What needs to be done
Exactly and only the lines from the one containing "Convert this screenshot" through the close of the entries below are to be set down.

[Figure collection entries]
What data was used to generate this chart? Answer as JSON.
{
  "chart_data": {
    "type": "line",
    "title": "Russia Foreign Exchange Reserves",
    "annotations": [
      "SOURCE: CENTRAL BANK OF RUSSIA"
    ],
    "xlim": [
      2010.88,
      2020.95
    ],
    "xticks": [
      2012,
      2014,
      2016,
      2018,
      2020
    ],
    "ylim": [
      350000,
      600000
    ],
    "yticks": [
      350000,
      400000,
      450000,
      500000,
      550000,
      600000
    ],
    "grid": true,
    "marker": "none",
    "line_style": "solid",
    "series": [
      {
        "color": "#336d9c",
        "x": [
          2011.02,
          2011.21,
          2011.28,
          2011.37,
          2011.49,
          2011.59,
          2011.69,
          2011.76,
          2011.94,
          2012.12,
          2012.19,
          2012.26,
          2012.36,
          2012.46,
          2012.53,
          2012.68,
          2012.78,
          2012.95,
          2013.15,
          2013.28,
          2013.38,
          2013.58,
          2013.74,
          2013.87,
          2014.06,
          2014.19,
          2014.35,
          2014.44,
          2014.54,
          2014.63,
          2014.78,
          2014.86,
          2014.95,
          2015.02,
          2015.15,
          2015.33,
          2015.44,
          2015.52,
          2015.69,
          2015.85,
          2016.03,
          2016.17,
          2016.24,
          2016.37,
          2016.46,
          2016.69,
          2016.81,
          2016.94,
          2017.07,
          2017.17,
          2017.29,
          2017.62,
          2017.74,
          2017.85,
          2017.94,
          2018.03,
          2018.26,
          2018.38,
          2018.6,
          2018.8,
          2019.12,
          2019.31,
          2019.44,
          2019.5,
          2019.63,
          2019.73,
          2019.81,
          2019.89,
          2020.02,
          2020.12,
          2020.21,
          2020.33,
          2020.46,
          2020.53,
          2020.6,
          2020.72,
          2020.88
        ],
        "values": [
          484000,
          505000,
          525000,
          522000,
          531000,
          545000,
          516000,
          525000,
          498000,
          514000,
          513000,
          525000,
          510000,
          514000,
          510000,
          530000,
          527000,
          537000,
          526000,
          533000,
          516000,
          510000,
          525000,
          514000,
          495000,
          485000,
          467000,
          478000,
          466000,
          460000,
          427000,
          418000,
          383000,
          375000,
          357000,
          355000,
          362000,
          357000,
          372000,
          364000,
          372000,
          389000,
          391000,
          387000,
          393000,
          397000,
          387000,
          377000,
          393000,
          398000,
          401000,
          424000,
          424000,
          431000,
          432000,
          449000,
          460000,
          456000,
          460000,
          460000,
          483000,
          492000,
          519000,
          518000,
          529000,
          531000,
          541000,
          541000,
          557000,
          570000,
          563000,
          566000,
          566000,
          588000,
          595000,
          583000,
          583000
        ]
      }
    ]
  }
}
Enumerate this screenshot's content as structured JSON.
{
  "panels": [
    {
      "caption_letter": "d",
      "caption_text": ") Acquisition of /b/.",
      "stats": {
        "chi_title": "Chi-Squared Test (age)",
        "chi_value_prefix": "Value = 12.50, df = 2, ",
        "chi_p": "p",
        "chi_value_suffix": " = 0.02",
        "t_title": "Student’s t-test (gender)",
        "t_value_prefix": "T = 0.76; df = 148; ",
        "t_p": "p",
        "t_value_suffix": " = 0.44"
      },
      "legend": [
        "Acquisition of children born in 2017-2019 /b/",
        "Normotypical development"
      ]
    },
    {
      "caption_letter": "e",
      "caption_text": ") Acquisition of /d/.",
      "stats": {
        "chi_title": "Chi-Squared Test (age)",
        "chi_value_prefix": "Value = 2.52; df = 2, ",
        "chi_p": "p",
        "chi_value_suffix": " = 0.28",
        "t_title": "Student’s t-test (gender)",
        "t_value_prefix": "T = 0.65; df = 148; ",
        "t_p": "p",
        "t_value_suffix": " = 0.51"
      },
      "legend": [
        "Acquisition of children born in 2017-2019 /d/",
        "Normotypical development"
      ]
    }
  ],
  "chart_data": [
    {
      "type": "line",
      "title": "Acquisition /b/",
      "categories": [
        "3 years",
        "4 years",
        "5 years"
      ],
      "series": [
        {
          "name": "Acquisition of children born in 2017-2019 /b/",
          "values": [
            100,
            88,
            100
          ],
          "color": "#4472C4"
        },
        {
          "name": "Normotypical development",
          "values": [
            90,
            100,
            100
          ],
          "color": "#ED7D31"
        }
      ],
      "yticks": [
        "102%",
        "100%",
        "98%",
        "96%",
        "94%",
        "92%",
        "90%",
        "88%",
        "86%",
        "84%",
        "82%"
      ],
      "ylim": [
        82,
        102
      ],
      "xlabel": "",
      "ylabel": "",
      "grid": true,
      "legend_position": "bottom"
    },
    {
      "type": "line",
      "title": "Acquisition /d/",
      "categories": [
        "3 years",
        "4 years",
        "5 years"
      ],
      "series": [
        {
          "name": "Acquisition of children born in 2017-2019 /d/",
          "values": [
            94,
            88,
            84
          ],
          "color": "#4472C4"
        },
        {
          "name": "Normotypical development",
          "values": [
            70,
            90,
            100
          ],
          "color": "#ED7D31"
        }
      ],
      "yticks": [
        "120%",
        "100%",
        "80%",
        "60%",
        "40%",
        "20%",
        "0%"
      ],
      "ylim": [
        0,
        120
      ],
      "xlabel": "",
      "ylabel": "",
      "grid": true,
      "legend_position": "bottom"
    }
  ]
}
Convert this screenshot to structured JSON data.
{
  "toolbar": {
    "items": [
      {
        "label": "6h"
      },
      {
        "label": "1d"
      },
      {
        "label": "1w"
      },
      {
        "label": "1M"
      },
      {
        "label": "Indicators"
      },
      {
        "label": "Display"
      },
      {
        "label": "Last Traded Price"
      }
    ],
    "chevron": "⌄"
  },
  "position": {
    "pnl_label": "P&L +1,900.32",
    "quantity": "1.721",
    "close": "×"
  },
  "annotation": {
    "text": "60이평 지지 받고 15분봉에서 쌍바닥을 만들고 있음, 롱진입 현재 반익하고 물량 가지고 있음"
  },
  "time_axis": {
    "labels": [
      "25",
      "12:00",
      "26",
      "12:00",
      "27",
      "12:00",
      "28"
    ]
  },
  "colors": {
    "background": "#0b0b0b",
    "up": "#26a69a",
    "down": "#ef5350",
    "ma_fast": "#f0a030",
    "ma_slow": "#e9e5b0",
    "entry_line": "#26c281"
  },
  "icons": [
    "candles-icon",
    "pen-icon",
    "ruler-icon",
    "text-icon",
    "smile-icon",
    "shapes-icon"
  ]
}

The solution
Convert this screenshot to structured JSON data.
{
  "toolbar": {
    "items": [
      {
        "label": "6h"
      },
      {
        "label": "1d"
      },
      {
        "label": "1w"
      },
      {
        "label": "1M"
      },
      {
        "label": "Indicators"
      },
      {
        "label": "Display"
      },
      {
        "label": "Last Traded Price"
      }
    ],
    "chevron": "⌄"
  },
  "position": {
    "pnl_label": "P&L +1,900.32",
    "quantity": "1.721",
    "close": "×"
  },
  "annotation": {
    "text": "60이평 지지 받고 15분봉에서 쌍바닥을 만들고 있음, 롱진입 현재 반익하고 물량 가지고 있음"
  },
  "time_axis": {
    "labels": [
      "25",
      "12:00",
      "26",
      "12:00",
      "27",
      "12:00",
      "28"
    ]
  },
  "colors": {
    "background": "#0b0b0b",
    "up": "#26a69a",
    "down": "#ef5350",
    "ma_fast": "#f0a030",
    "ma_slow": "#e9e5b0",
    "entry_line": "#26c281"
  },
  "icons": [
    "candles-icon",
    "pen-icon",
    "ruler-icon",
    "text-icon",
    "smile-icon",
    "shapes-icon"
  ]
}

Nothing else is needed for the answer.